■ EXERCISE BRIEF:
Pick out and copy every line below that has the word "الظاهر".

Saved data entries:
----------

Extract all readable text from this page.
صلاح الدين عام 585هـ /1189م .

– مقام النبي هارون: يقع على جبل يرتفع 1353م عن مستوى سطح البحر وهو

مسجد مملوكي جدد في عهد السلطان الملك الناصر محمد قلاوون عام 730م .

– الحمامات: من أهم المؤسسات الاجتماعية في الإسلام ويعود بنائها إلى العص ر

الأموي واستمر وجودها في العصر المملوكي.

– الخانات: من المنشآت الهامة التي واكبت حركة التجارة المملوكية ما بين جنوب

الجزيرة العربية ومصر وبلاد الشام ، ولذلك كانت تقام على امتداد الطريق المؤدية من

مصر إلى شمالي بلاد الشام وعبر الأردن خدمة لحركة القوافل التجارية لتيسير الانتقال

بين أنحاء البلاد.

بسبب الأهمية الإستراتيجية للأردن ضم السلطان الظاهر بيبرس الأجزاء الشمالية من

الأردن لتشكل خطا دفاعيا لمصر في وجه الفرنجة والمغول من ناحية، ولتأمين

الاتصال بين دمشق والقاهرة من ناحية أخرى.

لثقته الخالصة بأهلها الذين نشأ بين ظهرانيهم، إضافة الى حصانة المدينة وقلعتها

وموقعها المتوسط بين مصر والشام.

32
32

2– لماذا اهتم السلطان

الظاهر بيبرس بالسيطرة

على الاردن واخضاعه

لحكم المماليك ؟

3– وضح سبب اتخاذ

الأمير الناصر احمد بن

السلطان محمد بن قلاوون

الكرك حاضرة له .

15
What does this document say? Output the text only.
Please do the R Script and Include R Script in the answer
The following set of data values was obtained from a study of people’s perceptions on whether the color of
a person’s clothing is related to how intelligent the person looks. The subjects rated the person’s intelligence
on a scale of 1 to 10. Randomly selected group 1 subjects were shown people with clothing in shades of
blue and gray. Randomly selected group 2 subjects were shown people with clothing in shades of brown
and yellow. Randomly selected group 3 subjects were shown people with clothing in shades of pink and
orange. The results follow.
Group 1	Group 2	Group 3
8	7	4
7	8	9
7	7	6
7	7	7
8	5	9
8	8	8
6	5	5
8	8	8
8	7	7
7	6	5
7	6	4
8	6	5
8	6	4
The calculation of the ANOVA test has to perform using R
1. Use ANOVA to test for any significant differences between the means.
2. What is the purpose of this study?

----------

■ RESPONSE:
بسبب الأهمية الإستراتيجية للأردن ضم السلطان الظاهر بيبرس الأجزاء الشمالية من
الظاهر بيبرس بالسيطرة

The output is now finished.